### What you need to do:
Using the entries that follow, please report how many lines contain the word "стационарном", with no other words.

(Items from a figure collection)
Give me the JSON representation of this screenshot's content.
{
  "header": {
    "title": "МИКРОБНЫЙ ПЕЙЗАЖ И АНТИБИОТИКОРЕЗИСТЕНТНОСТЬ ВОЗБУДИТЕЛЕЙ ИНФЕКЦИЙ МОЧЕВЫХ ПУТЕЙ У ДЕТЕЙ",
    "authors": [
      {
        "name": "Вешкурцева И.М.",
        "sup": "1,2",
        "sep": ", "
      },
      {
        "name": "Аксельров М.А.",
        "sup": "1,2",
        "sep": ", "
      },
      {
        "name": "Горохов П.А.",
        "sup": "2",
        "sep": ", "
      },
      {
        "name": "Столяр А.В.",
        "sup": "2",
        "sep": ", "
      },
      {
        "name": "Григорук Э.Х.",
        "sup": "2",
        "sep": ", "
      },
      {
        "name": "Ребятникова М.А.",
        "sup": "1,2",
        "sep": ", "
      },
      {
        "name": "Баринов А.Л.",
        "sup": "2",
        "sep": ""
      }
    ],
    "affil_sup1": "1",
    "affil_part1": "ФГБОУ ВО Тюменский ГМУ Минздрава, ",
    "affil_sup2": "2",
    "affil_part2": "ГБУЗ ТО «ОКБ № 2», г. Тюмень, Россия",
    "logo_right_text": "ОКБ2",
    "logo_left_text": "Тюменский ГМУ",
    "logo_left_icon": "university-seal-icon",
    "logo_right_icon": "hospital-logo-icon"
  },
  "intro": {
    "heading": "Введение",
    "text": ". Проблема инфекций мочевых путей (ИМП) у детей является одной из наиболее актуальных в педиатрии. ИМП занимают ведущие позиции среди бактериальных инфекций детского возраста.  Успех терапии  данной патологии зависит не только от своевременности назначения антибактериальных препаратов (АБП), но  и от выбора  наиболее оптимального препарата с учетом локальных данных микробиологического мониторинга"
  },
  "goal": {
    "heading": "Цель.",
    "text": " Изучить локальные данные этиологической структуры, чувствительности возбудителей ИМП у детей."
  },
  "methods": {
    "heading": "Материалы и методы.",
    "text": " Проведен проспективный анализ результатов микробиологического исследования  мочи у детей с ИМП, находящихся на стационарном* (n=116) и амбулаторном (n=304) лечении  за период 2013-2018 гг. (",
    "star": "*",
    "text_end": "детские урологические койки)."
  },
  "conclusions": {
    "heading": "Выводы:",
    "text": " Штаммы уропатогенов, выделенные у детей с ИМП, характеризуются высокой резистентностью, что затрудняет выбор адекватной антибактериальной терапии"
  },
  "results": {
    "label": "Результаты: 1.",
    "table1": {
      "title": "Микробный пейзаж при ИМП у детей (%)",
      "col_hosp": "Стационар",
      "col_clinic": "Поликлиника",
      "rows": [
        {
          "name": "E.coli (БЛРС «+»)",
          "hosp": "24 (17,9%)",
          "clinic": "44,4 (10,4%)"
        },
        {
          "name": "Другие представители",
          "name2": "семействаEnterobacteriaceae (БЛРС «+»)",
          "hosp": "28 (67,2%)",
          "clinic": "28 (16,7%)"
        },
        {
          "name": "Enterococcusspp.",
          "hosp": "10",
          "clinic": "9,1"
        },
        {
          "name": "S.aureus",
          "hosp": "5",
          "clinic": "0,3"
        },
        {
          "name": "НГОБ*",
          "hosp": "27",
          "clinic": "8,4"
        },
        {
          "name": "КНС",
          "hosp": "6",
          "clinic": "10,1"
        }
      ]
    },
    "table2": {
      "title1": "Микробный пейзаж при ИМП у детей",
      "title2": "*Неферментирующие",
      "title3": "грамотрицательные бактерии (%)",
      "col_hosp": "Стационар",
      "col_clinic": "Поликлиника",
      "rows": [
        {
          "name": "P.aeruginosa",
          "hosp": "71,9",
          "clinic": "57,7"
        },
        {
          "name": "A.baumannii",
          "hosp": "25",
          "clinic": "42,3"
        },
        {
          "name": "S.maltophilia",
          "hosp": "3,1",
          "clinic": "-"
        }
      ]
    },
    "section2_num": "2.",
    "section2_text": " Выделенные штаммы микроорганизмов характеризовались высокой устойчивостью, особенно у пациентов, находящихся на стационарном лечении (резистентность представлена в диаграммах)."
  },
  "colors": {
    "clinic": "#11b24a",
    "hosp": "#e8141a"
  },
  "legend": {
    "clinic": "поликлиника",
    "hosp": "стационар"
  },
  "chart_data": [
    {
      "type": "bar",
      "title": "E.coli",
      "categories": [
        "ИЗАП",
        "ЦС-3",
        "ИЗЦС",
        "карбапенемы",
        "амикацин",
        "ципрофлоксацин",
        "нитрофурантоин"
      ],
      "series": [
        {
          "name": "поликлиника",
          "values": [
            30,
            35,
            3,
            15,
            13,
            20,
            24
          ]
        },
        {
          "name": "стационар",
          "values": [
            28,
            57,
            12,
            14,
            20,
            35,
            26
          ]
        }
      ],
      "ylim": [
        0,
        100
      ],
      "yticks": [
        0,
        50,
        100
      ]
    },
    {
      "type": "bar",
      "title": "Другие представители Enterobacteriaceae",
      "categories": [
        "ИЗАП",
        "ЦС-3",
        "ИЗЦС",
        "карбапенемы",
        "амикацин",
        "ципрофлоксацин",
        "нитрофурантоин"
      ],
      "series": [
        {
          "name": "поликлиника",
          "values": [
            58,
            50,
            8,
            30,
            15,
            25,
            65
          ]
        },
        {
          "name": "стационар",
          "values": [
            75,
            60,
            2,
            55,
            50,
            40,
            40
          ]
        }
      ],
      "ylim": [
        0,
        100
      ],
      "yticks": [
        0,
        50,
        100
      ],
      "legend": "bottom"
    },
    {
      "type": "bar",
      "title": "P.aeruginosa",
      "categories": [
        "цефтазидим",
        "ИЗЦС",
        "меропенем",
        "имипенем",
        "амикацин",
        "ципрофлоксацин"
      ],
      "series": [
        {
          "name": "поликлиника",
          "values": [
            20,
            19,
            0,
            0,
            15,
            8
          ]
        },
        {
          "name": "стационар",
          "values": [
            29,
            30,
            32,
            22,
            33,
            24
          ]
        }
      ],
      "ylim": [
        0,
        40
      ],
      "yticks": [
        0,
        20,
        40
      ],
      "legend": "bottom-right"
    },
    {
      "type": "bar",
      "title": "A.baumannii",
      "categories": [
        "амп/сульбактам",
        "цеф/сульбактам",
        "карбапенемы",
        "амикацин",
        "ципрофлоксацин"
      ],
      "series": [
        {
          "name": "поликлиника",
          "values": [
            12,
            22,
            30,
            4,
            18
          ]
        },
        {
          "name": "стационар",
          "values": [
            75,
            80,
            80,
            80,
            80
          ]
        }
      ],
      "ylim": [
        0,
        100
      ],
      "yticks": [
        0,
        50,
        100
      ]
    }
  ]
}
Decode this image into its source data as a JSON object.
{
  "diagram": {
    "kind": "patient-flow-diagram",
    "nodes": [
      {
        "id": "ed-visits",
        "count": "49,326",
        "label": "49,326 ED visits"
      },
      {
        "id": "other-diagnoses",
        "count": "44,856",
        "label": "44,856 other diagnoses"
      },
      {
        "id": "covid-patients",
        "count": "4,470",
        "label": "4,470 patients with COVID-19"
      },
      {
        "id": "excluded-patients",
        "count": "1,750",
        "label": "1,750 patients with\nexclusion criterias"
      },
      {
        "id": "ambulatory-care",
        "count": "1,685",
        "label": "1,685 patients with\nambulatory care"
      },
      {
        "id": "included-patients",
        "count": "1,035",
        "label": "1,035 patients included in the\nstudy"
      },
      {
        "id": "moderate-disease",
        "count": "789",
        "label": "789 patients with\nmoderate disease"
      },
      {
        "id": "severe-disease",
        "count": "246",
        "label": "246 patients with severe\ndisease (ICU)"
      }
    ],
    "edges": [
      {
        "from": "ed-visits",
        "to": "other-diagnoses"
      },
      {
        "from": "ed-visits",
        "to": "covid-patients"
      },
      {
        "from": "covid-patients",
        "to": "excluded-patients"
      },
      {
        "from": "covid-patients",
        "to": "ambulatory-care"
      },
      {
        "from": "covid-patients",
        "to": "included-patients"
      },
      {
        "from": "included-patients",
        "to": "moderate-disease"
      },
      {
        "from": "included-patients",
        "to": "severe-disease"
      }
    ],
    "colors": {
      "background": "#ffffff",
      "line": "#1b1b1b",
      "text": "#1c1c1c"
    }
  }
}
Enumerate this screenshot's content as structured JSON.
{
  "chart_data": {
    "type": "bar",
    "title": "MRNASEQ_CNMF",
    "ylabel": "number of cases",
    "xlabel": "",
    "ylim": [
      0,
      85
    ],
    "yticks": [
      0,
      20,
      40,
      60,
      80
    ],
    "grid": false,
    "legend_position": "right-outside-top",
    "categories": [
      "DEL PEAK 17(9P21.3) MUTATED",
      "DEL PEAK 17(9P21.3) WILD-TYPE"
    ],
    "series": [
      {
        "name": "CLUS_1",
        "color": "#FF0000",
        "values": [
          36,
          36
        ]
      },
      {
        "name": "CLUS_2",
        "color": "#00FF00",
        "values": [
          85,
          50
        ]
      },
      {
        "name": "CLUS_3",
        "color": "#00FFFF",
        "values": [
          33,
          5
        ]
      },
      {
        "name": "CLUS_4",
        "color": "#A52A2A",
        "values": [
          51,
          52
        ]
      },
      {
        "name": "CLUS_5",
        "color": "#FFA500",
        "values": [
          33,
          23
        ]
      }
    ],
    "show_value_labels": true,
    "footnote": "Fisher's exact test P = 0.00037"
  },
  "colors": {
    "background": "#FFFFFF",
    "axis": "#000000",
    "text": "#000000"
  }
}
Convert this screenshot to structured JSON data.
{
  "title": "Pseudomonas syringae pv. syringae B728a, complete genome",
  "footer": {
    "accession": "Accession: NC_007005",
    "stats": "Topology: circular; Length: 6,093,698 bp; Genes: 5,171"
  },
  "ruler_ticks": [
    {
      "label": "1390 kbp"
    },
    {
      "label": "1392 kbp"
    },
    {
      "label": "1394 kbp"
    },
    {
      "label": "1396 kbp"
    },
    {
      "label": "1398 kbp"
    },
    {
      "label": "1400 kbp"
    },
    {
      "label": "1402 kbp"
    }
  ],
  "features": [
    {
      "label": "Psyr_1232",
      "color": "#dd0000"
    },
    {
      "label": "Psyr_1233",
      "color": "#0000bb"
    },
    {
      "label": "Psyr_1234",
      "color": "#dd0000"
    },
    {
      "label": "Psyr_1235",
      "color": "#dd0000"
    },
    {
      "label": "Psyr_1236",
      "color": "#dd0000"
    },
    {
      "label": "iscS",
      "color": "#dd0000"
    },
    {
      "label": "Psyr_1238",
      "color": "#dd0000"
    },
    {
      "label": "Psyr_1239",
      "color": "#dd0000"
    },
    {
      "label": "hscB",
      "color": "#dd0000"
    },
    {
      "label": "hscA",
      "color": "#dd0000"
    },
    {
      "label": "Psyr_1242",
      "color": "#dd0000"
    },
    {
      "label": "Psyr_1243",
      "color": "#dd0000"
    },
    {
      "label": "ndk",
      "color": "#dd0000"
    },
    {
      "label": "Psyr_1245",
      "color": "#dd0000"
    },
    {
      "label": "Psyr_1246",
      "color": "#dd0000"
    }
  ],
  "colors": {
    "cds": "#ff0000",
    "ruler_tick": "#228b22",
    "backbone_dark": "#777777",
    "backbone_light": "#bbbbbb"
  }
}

### Reply:
2